**Brief**
Where the string "điều" occurs in the material below, report the whole line.

### Listed records ###

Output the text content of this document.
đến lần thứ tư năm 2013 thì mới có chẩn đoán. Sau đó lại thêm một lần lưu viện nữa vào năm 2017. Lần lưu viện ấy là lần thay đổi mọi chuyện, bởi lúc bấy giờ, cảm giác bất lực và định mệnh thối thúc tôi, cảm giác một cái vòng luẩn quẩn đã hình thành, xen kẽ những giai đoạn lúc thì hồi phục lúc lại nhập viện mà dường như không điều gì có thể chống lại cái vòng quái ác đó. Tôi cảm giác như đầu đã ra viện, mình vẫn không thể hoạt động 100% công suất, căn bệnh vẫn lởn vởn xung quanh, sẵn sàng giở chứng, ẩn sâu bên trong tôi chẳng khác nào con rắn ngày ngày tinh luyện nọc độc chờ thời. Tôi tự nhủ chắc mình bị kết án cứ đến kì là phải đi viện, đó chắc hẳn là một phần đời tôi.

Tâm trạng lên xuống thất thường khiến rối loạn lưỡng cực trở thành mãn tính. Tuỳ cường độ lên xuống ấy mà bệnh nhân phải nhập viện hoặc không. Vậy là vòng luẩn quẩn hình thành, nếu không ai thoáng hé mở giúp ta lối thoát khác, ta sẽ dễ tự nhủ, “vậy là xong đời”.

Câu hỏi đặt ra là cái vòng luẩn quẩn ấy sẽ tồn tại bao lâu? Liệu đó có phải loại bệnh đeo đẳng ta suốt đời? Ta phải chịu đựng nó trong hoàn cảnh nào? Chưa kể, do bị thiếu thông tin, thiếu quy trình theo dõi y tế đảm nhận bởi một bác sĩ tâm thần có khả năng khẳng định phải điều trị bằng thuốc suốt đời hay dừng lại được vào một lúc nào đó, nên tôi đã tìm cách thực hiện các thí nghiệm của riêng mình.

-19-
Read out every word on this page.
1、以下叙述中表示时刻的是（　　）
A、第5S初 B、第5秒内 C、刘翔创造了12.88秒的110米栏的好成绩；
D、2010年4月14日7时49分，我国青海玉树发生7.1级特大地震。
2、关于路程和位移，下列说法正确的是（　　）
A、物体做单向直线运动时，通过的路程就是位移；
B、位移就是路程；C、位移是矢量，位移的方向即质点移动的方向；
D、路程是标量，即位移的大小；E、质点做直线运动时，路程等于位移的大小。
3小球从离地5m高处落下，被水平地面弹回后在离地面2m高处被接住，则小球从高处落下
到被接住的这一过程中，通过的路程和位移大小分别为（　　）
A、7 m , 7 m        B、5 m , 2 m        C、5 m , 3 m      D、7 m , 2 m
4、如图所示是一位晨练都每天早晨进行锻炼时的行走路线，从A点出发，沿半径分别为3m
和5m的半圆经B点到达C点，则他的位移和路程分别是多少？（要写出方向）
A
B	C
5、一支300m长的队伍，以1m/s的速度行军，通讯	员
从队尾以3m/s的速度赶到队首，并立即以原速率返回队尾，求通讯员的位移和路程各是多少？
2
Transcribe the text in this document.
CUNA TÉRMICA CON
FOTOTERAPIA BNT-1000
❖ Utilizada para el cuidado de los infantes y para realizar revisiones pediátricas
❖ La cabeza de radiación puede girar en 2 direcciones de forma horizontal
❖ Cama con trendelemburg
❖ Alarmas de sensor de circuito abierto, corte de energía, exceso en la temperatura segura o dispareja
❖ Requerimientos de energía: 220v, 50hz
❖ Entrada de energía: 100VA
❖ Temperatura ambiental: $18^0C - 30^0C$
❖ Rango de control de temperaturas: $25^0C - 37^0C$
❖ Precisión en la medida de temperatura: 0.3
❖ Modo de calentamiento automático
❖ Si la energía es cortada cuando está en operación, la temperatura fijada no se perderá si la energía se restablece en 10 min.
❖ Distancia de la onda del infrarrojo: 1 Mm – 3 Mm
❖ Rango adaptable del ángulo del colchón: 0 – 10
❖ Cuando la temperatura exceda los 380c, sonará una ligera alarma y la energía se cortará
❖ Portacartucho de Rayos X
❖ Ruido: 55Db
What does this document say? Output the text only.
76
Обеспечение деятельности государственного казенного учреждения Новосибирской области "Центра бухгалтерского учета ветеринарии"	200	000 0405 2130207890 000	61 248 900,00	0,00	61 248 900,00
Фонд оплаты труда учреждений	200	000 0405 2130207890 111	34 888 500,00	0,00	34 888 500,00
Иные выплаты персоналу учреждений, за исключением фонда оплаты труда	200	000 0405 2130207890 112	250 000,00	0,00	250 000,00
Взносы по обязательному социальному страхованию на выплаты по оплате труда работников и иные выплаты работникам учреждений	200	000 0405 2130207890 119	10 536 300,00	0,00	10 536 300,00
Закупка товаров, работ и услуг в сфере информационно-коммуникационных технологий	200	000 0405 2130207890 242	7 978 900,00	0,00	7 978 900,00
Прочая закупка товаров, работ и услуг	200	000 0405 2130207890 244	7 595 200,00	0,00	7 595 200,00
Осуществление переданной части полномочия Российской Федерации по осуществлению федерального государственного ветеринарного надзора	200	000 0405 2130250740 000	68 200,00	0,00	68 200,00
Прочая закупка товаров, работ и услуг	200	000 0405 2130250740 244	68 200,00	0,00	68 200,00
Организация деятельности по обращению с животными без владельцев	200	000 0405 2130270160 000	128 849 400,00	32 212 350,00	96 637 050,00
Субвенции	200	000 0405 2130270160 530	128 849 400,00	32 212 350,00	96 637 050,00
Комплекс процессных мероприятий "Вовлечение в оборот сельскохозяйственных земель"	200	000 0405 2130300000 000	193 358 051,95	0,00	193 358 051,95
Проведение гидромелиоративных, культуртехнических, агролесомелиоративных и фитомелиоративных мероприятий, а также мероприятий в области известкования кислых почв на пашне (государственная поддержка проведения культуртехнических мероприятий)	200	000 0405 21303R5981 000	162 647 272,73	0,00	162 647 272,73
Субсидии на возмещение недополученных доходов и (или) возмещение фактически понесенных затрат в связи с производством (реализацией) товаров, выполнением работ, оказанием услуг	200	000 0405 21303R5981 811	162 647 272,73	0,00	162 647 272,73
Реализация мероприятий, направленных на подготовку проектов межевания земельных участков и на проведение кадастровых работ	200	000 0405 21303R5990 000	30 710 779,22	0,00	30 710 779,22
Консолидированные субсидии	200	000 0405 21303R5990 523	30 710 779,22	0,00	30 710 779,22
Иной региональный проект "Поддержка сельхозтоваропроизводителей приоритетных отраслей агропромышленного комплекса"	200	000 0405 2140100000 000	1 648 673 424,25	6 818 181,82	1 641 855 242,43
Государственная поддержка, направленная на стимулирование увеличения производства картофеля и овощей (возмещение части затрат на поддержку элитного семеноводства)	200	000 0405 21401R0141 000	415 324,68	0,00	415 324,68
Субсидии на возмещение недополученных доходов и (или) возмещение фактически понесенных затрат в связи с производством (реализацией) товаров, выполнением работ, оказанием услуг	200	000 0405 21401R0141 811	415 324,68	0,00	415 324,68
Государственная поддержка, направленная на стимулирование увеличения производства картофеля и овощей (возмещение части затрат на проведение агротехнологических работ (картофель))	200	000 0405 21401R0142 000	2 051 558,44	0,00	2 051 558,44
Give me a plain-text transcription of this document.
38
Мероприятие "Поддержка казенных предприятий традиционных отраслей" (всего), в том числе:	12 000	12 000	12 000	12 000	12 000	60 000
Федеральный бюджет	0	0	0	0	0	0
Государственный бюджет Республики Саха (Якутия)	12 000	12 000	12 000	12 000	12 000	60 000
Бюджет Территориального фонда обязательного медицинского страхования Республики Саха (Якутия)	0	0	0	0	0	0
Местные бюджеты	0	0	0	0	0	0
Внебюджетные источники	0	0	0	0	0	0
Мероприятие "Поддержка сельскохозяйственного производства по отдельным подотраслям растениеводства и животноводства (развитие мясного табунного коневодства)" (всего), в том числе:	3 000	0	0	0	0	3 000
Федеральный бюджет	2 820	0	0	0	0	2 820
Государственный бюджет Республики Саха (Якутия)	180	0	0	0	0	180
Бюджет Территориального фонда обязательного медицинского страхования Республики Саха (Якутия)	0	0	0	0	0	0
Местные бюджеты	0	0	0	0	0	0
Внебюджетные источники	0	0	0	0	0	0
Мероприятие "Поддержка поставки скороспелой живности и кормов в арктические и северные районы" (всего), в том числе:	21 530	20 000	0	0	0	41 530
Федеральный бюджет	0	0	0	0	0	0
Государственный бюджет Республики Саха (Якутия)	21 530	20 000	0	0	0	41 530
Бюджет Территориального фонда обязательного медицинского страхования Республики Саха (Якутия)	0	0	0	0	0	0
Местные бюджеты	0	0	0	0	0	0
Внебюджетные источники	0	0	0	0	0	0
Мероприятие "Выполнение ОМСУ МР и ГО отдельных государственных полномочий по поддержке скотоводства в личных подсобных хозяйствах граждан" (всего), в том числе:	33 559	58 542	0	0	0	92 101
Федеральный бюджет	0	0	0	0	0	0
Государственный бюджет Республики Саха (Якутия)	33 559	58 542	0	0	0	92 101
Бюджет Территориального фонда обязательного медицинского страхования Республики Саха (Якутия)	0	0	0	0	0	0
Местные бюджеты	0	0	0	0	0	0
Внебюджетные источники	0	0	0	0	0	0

###

**Task answer**
đến lần thứ tư năm 2013 thì mới có chẩn đoán. Sau đó lại thêm một lần lưu viện nữa vào năm 2017. Lần lưu viện ấy là lần thay đổi mọi chuyện, bởi lúc bấy giờ, cảm giác bất lực và định mệnh thối thúc tôi, cảm giác một cái vòng luẩn quẩn đã hình thành, xen kẽ những giai đoạn lúc thì hồi phục lúc lại nhập viện mà dường như không điều gì có thể chống lại cái vòng quái ác đó. Tôi cảm giác như đầu đã ra viện, mình vẫn không thể hoạt động 100% công suất, căn bệnh vẫn lởn vởn xung quanh, sẵn sàng giở chứng, ẩn sâu bên trong tôi chẳng khác nào con rắn ngày ngày tinh luyện nọc độc chờ thời. Tôi tự nhủ chắc mình bị kết án cứ đến kì là phải đi viện, đó chắc hẳn là một phần đời tôi.
Câu hỏi đặt ra là cái vòng luẩn quẩn ấy sẽ tồn tại bao lâu? Liệu đó có phải loại bệnh đeo đẳng ta suốt đời? Ta phải chịu đựng nó trong hoàn cảnh nào? Chưa kể, do bị thiếu thông tin, thiếu quy trình theo dõi y tế đảm nhận bởi một bác sĩ tâm thần có khả năng khẳng định phải điều trị bằng thuốc suốt đời hay dừng lại được vào một lúc nào đó, nên tôi đã tìm cách thực hiện các thí nghiệm của riêng mình.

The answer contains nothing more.